GOAL: Go through the material below and copy each line where the word "Norwegians" appears.

[Saved entries]
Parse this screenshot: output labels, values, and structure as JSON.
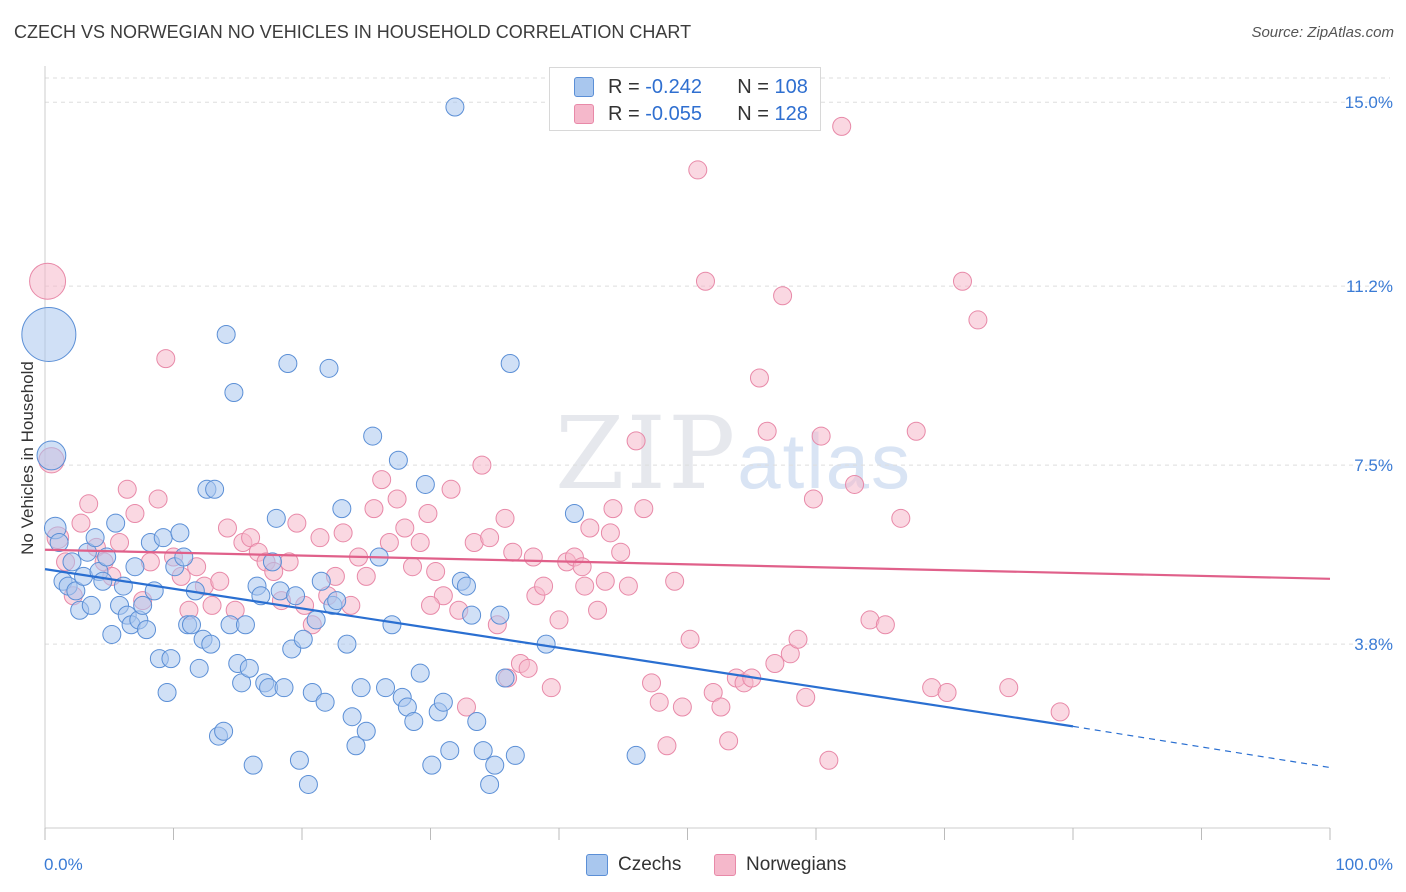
{
  "title": "CZECH VS NORWEGIAN NO VEHICLES IN HOUSEHOLD CORRELATION CHART",
  "source": "Source: ZipAtlas.com",
  "watermark": {
    "zip": "ZIP",
    "atlas": "atlas"
  },
  "legend": {
    "czech": {
      "r_label": "R = ",
      "r_value": "-0.242",
      "n_label": "N = ",
      "n_value": "108"
    },
    "norwegian": {
      "r_label": "R = ",
      "r_value": "-0.055",
      "n_label": "N = ",
      "n_value": "128"
    }
  },
  "bottom_legend": {
    "czechs": "Czechs",
    "norwegians": "Norwegians"
  },
  "colors": {
    "czech_fill": "#a9c7ee",
    "czech_stroke": "#5b8fd6",
    "czech_line": "#2a6fd1",
    "norwegian_fill": "#f5b8cb",
    "norwegian_stroke": "#e889a8",
    "norwegian_line": "#e0608a",
    "tick_text": "#3a7bd5",
    "grid": "#dddddd"
  },
  "chart_data": {
    "type": "scatter",
    "title": "CZECH VS NORWEGIAN NO VEHICLES IN HOUSEHOLD CORRELATION CHART",
    "xlabel": "",
    "ylabel": "No Vehicles in Household",
    "xlim": [
      0,
      100
    ],
    "ylim": [
      0,
      15.5
    ],
    "x_tick_labels": [
      "0.0%",
      "100.0%"
    ],
    "y_ticks": [
      3.8,
      7.5,
      11.2,
      15.0
    ],
    "y_tick_labels": [
      "3.8%",
      "7.5%",
      "11.2%",
      "15.0%"
    ],
    "grid": true,
    "legend_position": "top-center",
    "series": [
      {
        "name": "Czechs",
        "trend": {
          "x_start": 0,
          "y_start": 5.35,
          "x_end": 80,
          "y_end": 2.1,
          "dash_x_end": 100,
          "dash_y_end": 1.25
        },
        "points": [
          [
            0.3,
            10.2,
            30
          ],
          [
            0.5,
            7.7,
            16
          ],
          [
            0.8,
            6.2,
            12
          ],
          [
            1.1,
            5.9,
            10
          ],
          [
            1.4,
            5.1,
            10
          ],
          [
            1.8,
            5.0,
            10
          ],
          [
            2.1,
            5.5,
            10
          ],
          [
            2.4,
            4.9,
            10
          ],
          [
            2.7,
            4.5,
            10
          ],
          [
            3.0,
            5.2,
            10
          ],
          [
            3.3,
            5.7,
            10
          ],
          [
            3.6,
            4.6,
            10
          ],
          [
            3.9,
            6.0,
            10
          ],
          [
            4.2,
            5.3,
            10
          ],
          [
            4.5,
            5.1,
            10
          ],
          [
            4.8,
            5.6,
            10
          ],
          [
            5.2,
            4.0,
            10
          ],
          [
            5.5,
            6.3,
            10
          ],
          [
            5.8,
            4.6,
            10
          ],
          [
            6.1,
            5.0,
            10
          ],
          [
            6.4,
            4.4,
            10
          ],
          [
            6.7,
            4.2,
            10
          ],
          [
            7.0,
            5.4,
            10
          ],
          [
            7.3,
            4.3,
            10
          ],
          [
            7.6,
            4.6,
            10
          ],
          [
            7.9,
            4.1,
            10
          ],
          [
            8.2,
            5.9,
            10
          ],
          [
            8.5,
            4.9,
            10
          ],
          [
            8.9,
            3.5,
            10
          ],
          [
            9.2,
            6.0,
            10
          ],
          [
            9.5,
            2.8,
            10
          ],
          [
            9.8,
            3.5,
            10
          ],
          [
            10.1,
            5.4,
            10
          ],
          [
            10.5,
            6.1,
            10
          ],
          [
            10.8,
            5.6,
            10
          ],
          [
            11.1,
            4.2,
            10
          ],
          [
            11.4,
            4.2,
            10
          ],
          [
            11.7,
            4.9,
            10
          ],
          [
            12.0,
            3.3,
            10
          ],
          [
            12.3,
            3.9,
            10
          ],
          [
            12.6,
            7.0,
            10
          ],
          [
            12.9,
            3.8,
            10
          ],
          [
            13.2,
            7.0,
            10
          ],
          [
            13.5,
            1.9,
            10
          ],
          [
            13.9,
            2.0,
            10
          ],
          [
            14.1,
            10.2,
            10
          ],
          [
            14.4,
            4.2,
            10
          ],
          [
            14.7,
            9.0,
            10
          ],
          [
            15.0,
            3.4,
            10
          ],
          [
            15.3,
            3.0,
            10
          ],
          [
            15.6,
            4.2,
            10
          ],
          [
            15.9,
            3.3,
            10
          ],
          [
            16.2,
            1.3,
            10
          ],
          [
            16.5,
            5.0,
            10
          ],
          [
            16.8,
            4.8,
            10
          ],
          [
            17.1,
            3.0,
            10
          ],
          [
            17.4,
            2.9,
            10
          ],
          [
            17.7,
            5.5,
            10
          ],
          [
            18.0,
            6.4,
            10
          ],
          [
            18.3,
            4.9,
            10
          ],
          [
            18.6,
            2.9,
            10
          ],
          [
            18.9,
            9.6,
            10
          ],
          [
            19.2,
            3.7,
            10
          ],
          [
            19.5,
            4.8,
            10
          ],
          [
            19.8,
            1.4,
            10
          ],
          [
            20.1,
            3.9,
            10
          ],
          [
            20.5,
            0.9,
            10
          ],
          [
            20.8,
            2.8,
            10
          ],
          [
            21.1,
            4.3,
            10
          ],
          [
            21.5,
            5.1,
            10
          ],
          [
            21.8,
            2.6,
            10
          ],
          [
            22.1,
            9.5,
            10
          ],
          [
            22.4,
            4.6,
            10
          ],
          [
            22.7,
            4.7,
            10
          ],
          [
            23.1,
            6.6,
            10
          ],
          [
            23.5,
            3.8,
            10
          ],
          [
            23.9,
            2.3,
            10
          ],
          [
            24.2,
            1.7,
            10
          ],
          [
            24.6,
            2.9,
            10
          ],
          [
            25.0,
            2.0,
            10
          ],
          [
            25.5,
            8.1,
            10
          ],
          [
            26.0,
            5.6,
            10
          ],
          [
            26.5,
            2.9,
            10
          ],
          [
            27.0,
            4.2,
            10
          ],
          [
            27.5,
            7.6,
            10
          ],
          [
            27.8,
            2.7,
            10
          ],
          [
            28.2,
            2.5,
            10
          ],
          [
            28.7,
            2.2,
            10
          ],
          [
            29.2,
            3.2,
            10
          ],
          [
            29.6,
            7.1,
            10
          ],
          [
            30.1,
            1.3,
            10
          ],
          [
            30.6,
            2.4,
            10
          ],
          [
            31.0,
            2.6,
            10
          ],
          [
            31.5,
            1.6,
            10
          ],
          [
            31.9,
            14.9,
            10
          ],
          [
            32.4,
            5.1,
            10
          ],
          [
            32.8,
            5.0,
            10
          ],
          [
            33.2,
            4.4,
            10
          ],
          [
            33.6,
            2.2,
            10
          ],
          [
            34.1,
            1.6,
            10
          ],
          [
            34.6,
            0.9,
            10
          ],
          [
            35.0,
            1.3,
            10
          ],
          [
            35.4,
            4.4,
            10
          ],
          [
            35.8,
            3.1,
            10
          ],
          [
            36.2,
            9.6,
            10
          ],
          [
            36.6,
            1.5,
            10
          ],
          [
            39.0,
            3.8,
            10
          ],
          [
            41.2,
            6.5,
            10
          ],
          [
            46.0,
            1.5,
            10
          ]
        ]
      },
      {
        "name": "Norwegians",
        "trend": {
          "x_start": 0,
          "y_start": 5.75,
          "x_end": 100,
          "y_end": 5.15
        },
        "points": [
          [
            0.2,
            11.3,
            20
          ],
          [
            0.5,
            7.6,
            14
          ],
          [
            1.0,
            6.0,
            12
          ],
          [
            1.6,
            5.5,
            10
          ],
          [
            2.2,
            4.8,
            10
          ],
          [
            2.8,
            6.3,
            10
          ],
          [
            3.4,
            6.7,
            10
          ],
          [
            4.0,
            5.8,
            10
          ],
          [
            4.6,
            5.5,
            10
          ],
          [
            5.2,
            5.2,
            10
          ],
          [
            5.8,
            5.9,
            10
          ],
          [
            6.4,
            7.0,
            10
          ],
          [
            7.0,
            6.5,
            10
          ],
          [
            7.6,
            4.7,
            10
          ],
          [
            8.2,
            5.5,
            10
          ],
          [
            8.8,
            6.8,
            10
          ],
          [
            9.4,
            9.7,
            10
          ],
          [
            10.0,
            5.6,
            10
          ],
          [
            10.6,
            5.2,
            10
          ],
          [
            11.2,
            4.5,
            10
          ],
          [
            11.8,
            5.4,
            10
          ],
          [
            12.4,
            5.0,
            10
          ],
          [
            13.0,
            4.6,
            10
          ],
          [
            13.6,
            5.1,
            10
          ],
          [
            14.2,
            6.2,
            10
          ],
          [
            14.8,
            4.5,
            10
          ],
          [
            15.4,
            5.9,
            10
          ],
          [
            16.0,
            6.0,
            10
          ],
          [
            16.6,
            5.7,
            10
          ],
          [
            17.2,
            5.5,
            10
          ],
          [
            17.8,
            5.3,
            10
          ],
          [
            18.4,
            4.7,
            10
          ],
          [
            19.0,
            5.5,
            10
          ],
          [
            19.6,
            6.3,
            10
          ],
          [
            20.2,
            4.6,
            10
          ],
          [
            20.8,
            4.2,
            10
          ],
          [
            21.4,
            6.0,
            10
          ],
          [
            22.0,
            4.8,
            10
          ],
          [
            22.6,
            5.2,
            10
          ],
          [
            23.2,
            6.1,
            10
          ],
          [
            23.8,
            4.6,
            10
          ],
          [
            24.4,
            5.6,
            10
          ],
          [
            25.0,
            5.2,
            10
          ],
          [
            25.6,
            6.6,
            10
          ],
          [
            26.2,
            7.2,
            10
          ],
          [
            26.8,
            5.9,
            10
          ],
          [
            27.4,
            6.8,
            10
          ],
          [
            28.0,
            6.2,
            10
          ],
          [
            28.6,
            5.4,
            10
          ],
          [
            29.2,
            5.9,
            10
          ],
          [
            29.8,
            6.5,
            10
          ],
          [
            30.4,
            5.3,
            10
          ],
          [
            31.0,
            4.8,
            10
          ],
          [
            31.6,
            7.0,
            10
          ],
          [
            32.2,
            4.5,
            10
          ],
          [
            32.8,
            2.5,
            10
          ],
          [
            33.4,
            5.9,
            10
          ],
          [
            34.0,
            7.5,
            10
          ],
          [
            34.6,
            6.0,
            10
          ],
          [
            35.2,
            4.2,
            10
          ],
          [
            35.8,
            6.4,
            10
          ],
          [
            36.4,
            5.7,
            10
          ],
          [
            37.0,
            3.4,
            10
          ],
          [
            37.6,
            3.3,
            10
          ],
          [
            38.2,
            4.8,
            10
          ],
          [
            38.8,
            5.0,
            10
          ],
          [
            39.4,
            2.9,
            10
          ],
          [
            40.0,
            4.3,
            10
          ],
          [
            40.6,
            5.5,
            10
          ],
          [
            41.2,
            5.6,
            10
          ],
          [
            41.8,
            5.4,
            10
          ],
          [
            42.4,
            6.2,
            10
          ],
          [
            43.0,
            4.5,
            10
          ],
          [
            43.6,
            5.1,
            10
          ],
          [
            44.2,
            6.6,
            10
          ],
          [
            44.8,
            5.7,
            10
          ],
          [
            45.4,
            5.0,
            10
          ],
          [
            46.0,
            8.0,
            10
          ],
          [
            46.6,
            6.6,
            10
          ],
          [
            47.2,
            3.0,
            10
          ],
          [
            47.8,
            2.6,
            10
          ],
          [
            48.4,
            1.7,
            10
          ],
          [
            49.0,
            5.1,
            10
          ],
          [
            49.6,
            2.5,
            10
          ],
          [
            50.2,
            3.9,
            10
          ],
          [
            50.8,
            13.6,
            10
          ],
          [
            51.4,
            11.3,
            10
          ],
          [
            52.0,
            2.8,
            10
          ],
          [
            52.6,
            2.5,
            10
          ],
          [
            53.2,
            1.8,
            10
          ],
          [
            53.8,
            3.1,
            10
          ],
          [
            54.4,
            3.0,
            10
          ],
          [
            55.0,
            3.1,
            10
          ],
          [
            55.6,
            9.3,
            10
          ],
          [
            56.2,
            8.2,
            10
          ],
          [
            56.8,
            3.4,
            10
          ],
          [
            57.4,
            11.0,
            10
          ],
          [
            58.0,
            3.6,
            10
          ],
          [
            58.6,
            3.9,
            10
          ],
          [
            59.2,
            2.7,
            10
          ],
          [
            59.8,
            6.8,
            10
          ],
          [
            60.4,
            8.1,
            10
          ],
          [
            61.0,
            1.4,
            10
          ],
          [
            62.0,
            14.5,
            10
          ],
          [
            63.0,
            7.1,
            10
          ],
          [
            64.2,
            4.3,
            10
          ],
          [
            65.4,
            4.2,
            10
          ],
          [
            66.6,
            6.4,
            10
          ],
          [
            67.8,
            8.2,
            10
          ],
          [
            69.0,
            2.9,
            10
          ],
          [
            70.2,
            2.8,
            10
          ],
          [
            71.4,
            11.3,
            10
          ],
          [
            72.6,
            10.5,
            10
          ],
          [
            75.0,
            2.9,
            10
          ],
          [
            79.0,
            2.4,
            10
          ],
          [
            44.0,
            6.1,
            10
          ],
          [
            38.0,
            5.6,
            10
          ],
          [
            42.0,
            5.0,
            10
          ],
          [
            36.0,
            3.1,
            10
          ],
          [
            30.0,
            4.6,
            10
          ]
        ]
      }
    ]
  }
}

THE RESULT:
    "norwegians": "Norwegians"
        "name": "Norwegians",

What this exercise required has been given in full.